(Supplied entries Opens)

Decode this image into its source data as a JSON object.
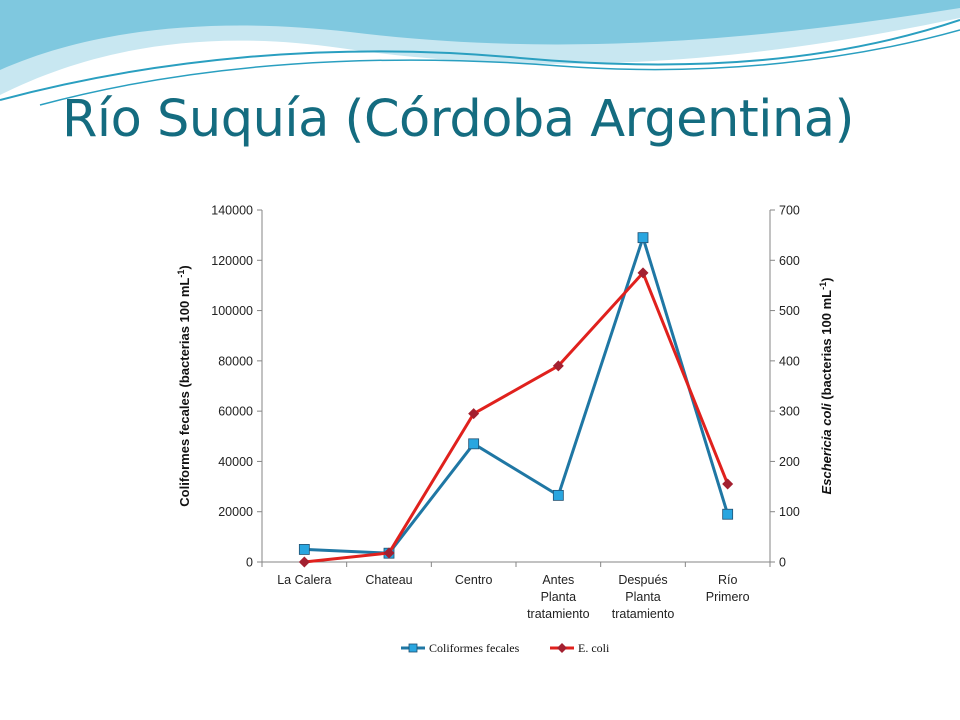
{
  "slide": {
    "title": "Río Suquía (Córdoba Argentina)",
    "accent_color": "#146c80",
    "wave_colors": [
      "#2a9fc0",
      "#7fc8df",
      "#c8e7f1"
    ]
  },
  "chart_data": {
    "type": "line",
    "categories": [
      [
        "La Calera"
      ],
      [
        "Chateau"
      ],
      [
        "Centro"
      ],
      [
        "Antes",
        "Planta",
        "tratamiento"
      ],
      [
        "Después",
        "Planta",
        "tratamiento"
      ],
      [
        "Río",
        "Primero"
      ]
    ],
    "y_left": {
      "label": "Coliformes fecales (bacterias 100 mL-1)",
      "label_main": "Coliformes fecales (bacterias 100 mL",
      "label_sup": "-1",
      "label_end": ")",
      "ylim": [
        0,
        140000
      ],
      "ticks": [
        "0",
        "20000",
        "40000",
        "60000",
        "80000",
        "100000",
        "120000",
        "140000"
      ]
    },
    "y_right": {
      "label": "Eschericia coli (bacterias 100 mL-1)",
      "label_italic": "Eschericia coli",
      "label_main": " (bacterias 100 mL",
      "label_sup": "-1",
      "label_end": ")",
      "ylim": [
        0,
        700
      ],
      "ticks": [
        "0",
        "100",
        "200",
        "300",
        "400",
        "500",
        "600",
        "700"
      ]
    },
    "series": [
      {
        "name": "Coliformes fecales",
        "axis": "left",
        "color": "#1f77a4",
        "marker_fill": "#29a6e0",
        "marker": "square",
        "values": [
          5000,
          3500,
          47000,
          26500,
          129000,
          19000
        ]
      },
      {
        "name": "E. coli",
        "axis": "right",
        "color": "#e0211d",
        "marker_fill": "#a32030",
        "marker": "diamond",
        "values": [
          0,
          18,
          295,
          390,
          575,
          155
        ]
      }
    ],
    "legend_position": "bottom",
    "grid": false
  }
}
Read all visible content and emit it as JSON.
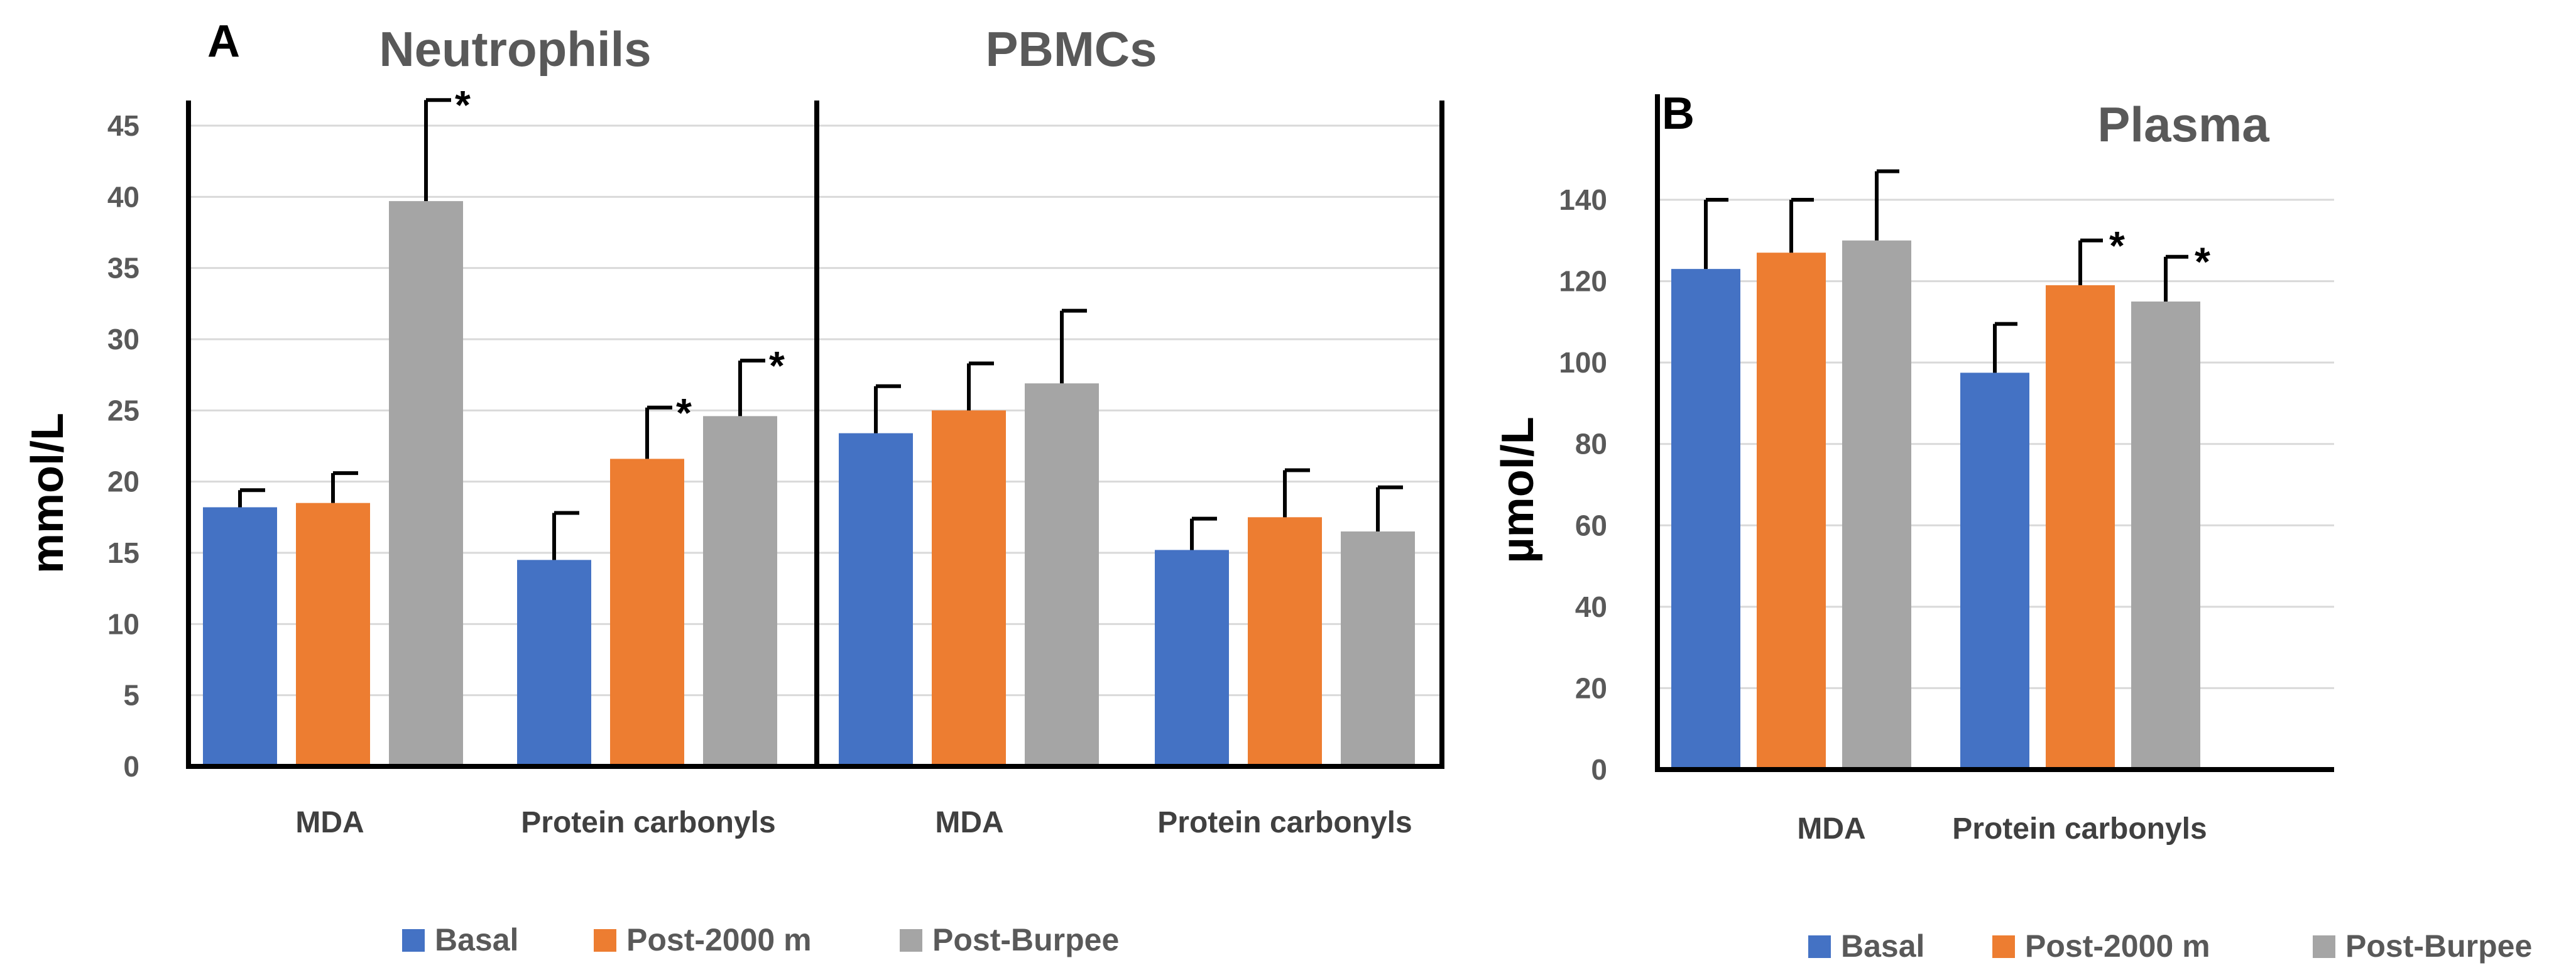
{
  "colors": {
    "basal": "#4472c4",
    "post2000": "#ed7d31",
    "postburpee": "#a5a5a5"
  },
  "legend": [
    "Basal",
    "Post-2000 m",
    "Post-Burpee"
  ],
  "chart_data": [
    {
      "panel": "A",
      "type": "bar",
      "ylabel": "mmol/L",
      "ylim": [
        0,
        45
      ],
      "yticks": [
        0,
        5,
        10,
        15,
        20,
        25,
        30,
        35,
        40,
        45
      ],
      "grid": true,
      "subpanels": [
        {
          "title": "Neutrophils",
          "categories": [
            "MDA",
            "Protein carbonyls"
          ],
          "series": [
            {
              "name": "Basal",
              "values": [
                18.2,
                14.5
              ],
              "errors": [
                1.2,
                3.3
              ],
              "sig": [
                false,
                false
              ]
            },
            {
              "name": "Post-2000 m",
              "values": [
                18.5,
                21.6
              ],
              "errors": [
                2.1,
                3.6
              ],
              "sig": [
                false,
                true
              ]
            },
            {
              "name": "Post-Burpee",
              "values": [
                39.7,
                24.6
              ],
              "errors": [
                7.1,
                3.9
              ],
              "sig": [
                true,
                true
              ]
            }
          ]
        },
        {
          "title": "PBMCs",
          "categories": [
            "MDA",
            "Protein carbonyls"
          ],
          "series": [
            {
              "name": "Basal",
              "values": [
                23.4,
                15.2
              ],
              "errors": [
                3.3,
                2.2
              ],
              "sig": [
                false,
                false
              ]
            },
            {
              "name": "Post-2000 m",
              "values": [
                25.0,
                17.5
              ],
              "errors": [
                3.3,
                3.3
              ],
              "sig": [
                false,
                false
              ]
            },
            {
              "name": "Post-Burpee",
              "values": [
                26.9,
                16.5
              ],
              "errors": [
                5.1,
                3.1
              ],
              "sig": [
                false,
                false
              ]
            }
          ]
        }
      ],
      "legend_position": "bottom"
    },
    {
      "panel": "B",
      "type": "bar",
      "title": "Plasma",
      "ylabel": "µmol/L",
      "ylim": [
        0,
        160
      ],
      "yticks": [
        0,
        20,
        40,
        60,
        80,
        100,
        120,
        140
      ],
      "grid": true,
      "categories": [
        "MDA",
        "Protein carbonyls"
      ],
      "series": [
        {
          "name": "Basal",
          "values": [
            123,
            97.5
          ],
          "errors": [
            17,
            12
          ],
          "sig": [
            false,
            false
          ]
        },
        {
          "name": "Post-2000 m",
          "values": [
            127,
            119
          ],
          "errors": [
            13,
            11
          ],
          "sig": [
            false,
            true
          ]
        },
        {
          "name": "Post-Burpee",
          "values": [
            130,
            115
          ],
          "errors": [
            17,
            11
          ],
          "sig": [
            false,
            true
          ]
        }
      ],
      "legend_position": "bottom"
    }
  ],
  "significance_marker": "*"
}
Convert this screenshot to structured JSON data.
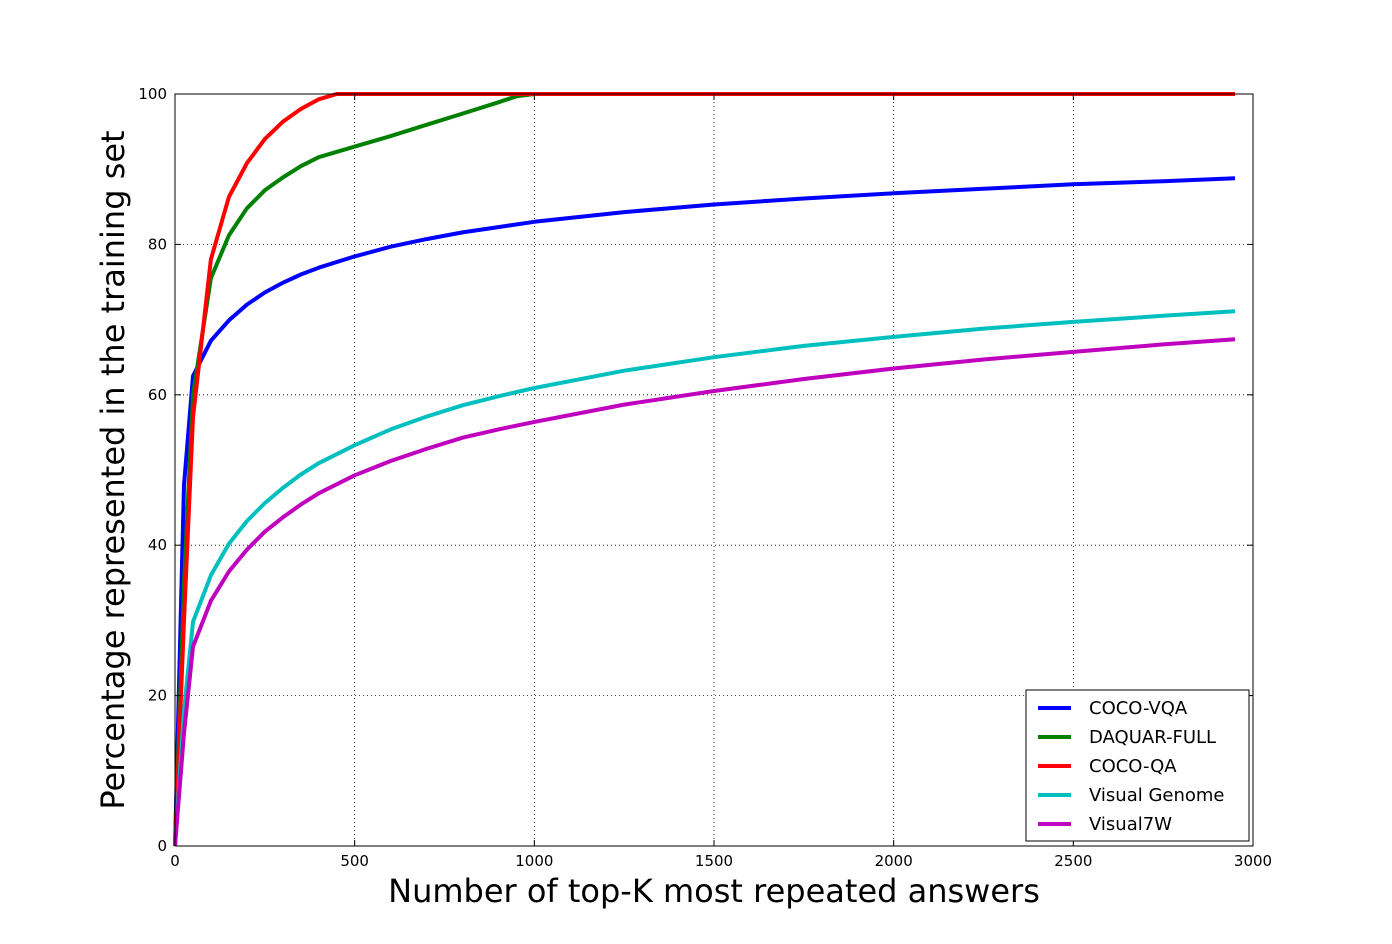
{
  "chart_data": {
    "type": "line",
    "title": "",
    "xlabel": "Number of top-K most repeated answers",
    "ylabel": "Percentage represented in the training set",
    "xlim": [
      0,
      3000
    ],
    "ylim": [
      0,
      100
    ],
    "xticks": [
      "0",
      "500",
      "1000",
      "1500",
      "2000",
      "2500",
      "3000"
    ],
    "yticks": [
      "0",
      "20",
      "40",
      "60",
      "80",
      "100"
    ],
    "grid": true,
    "legend_position": "lower-right",
    "series": [
      {
        "name": "COCO-VQA",
        "color": "#0000ff",
        "x": [
          0,
          25,
          50,
          100,
          150,
          200,
          250,
          300,
          350,
          400,
          500,
          600,
          700,
          800,
          900,
          1000,
          1250,
          1500,
          1750,
          2000,
          2250,
          2500,
          2750,
          2950
        ],
        "y": [
          0,
          48,
          62.5,
          67.2,
          69.9,
          72.0,
          73.6,
          74.9,
          76.0,
          76.9,
          78.4,
          79.7,
          80.7,
          81.6,
          82.3,
          83.0,
          84.3,
          85.3,
          86.1,
          86.8,
          87.4,
          88.0,
          88.4,
          88.8
        ]
      },
      {
        "name": "DAQUAR-FULL",
        "color": "#008000",
        "x": [
          0,
          25,
          50,
          100,
          150,
          200,
          250,
          300,
          350,
          400,
          500,
          600,
          700,
          800,
          900,
          950,
          1000,
          1500,
          2000,
          2500,
          2950
        ],
        "y": [
          0,
          35,
          60,
          75.5,
          81.2,
          84.8,
          87.2,
          88.9,
          90.4,
          91.6,
          93.0,
          94.4,
          95.9,
          97.4,
          98.9,
          99.7,
          100,
          100,
          100,
          100,
          100
        ]
      },
      {
        "name": "COCO-QA",
        "color": "#ff0000",
        "x": [
          0,
          25,
          50,
          100,
          150,
          200,
          250,
          300,
          350,
          400,
          450,
          500,
          1000,
          1500,
          2000,
          2500,
          2950
        ],
        "y": [
          0,
          30,
          57,
          78,
          86.3,
          90.8,
          94.0,
          96.3,
          98.0,
          99.3,
          100,
          100,
          100,
          100,
          100,
          100,
          100
        ]
      },
      {
        "name": "Visual Genome",
        "color": "#00bfbf",
        "x": [
          0,
          25,
          50,
          100,
          150,
          200,
          250,
          300,
          350,
          400,
          500,
          600,
          700,
          800,
          900,
          1000,
          1250,
          1500,
          1750,
          2000,
          2250,
          2500,
          2750,
          2950
        ],
        "y": [
          0,
          18,
          29.8,
          36.0,
          40.2,
          43.2,
          45.6,
          47.6,
          49.4,
          50.9,
          53.3,
          55.4,
          57.1,
          58.6,
          59.8,
          60.9,
          63.2,
          65.0,
          66.5,
          67.7,
          68.8,
          69.7,
          70.5,
          71.1
        ]
      },
      {
        "name": "Visual7W",
        "color": "#bf00bf",
        "x": [
          0,
          25,
          50,
          100,
          150,
          200,
          250,
          300,
          350,
          400,
          500,
          600,
          700,
          800,
          900,
          1000,
          1250,
          1500,
          1750,
          2000,
          2250,
          2500,
          2750,
          2950
        ],
        "y": [
          0,
          15,
          26.5,
          32.6,
          36.5,
          39.4,
          41.8,
          43.7,
          45.4,
          46.9,
          49.3,
          51.2,
          52.8,
          54.3,
          55.4,
          56.4,
          58.7,
          60.5,
          62.1,
          63.5,
          64.7,
          65.7,
          66.7,
          67.4
        ]
      }
    ]
  }
}
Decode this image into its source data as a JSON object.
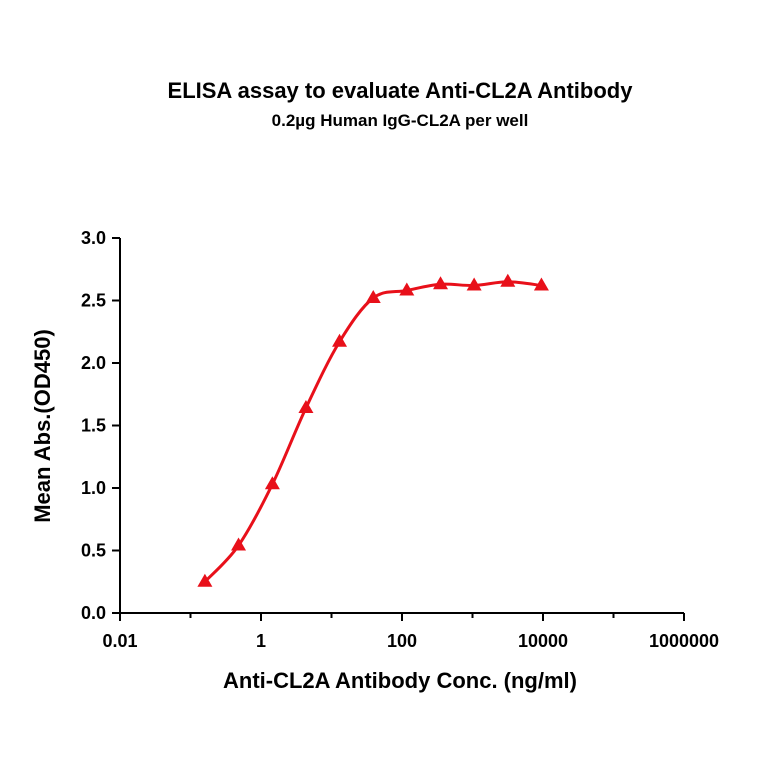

(Supplied entries Closes)

** Problem to work on **
Wherever a line above contains the string "JSON", copy that line.

** Result of the task **
Decode this image into its source data as a JSON object.
Read all visible content and emit it as JSON.
Convert this screenshot to structured JSON data.
Decode this image into its source data as a JSON object.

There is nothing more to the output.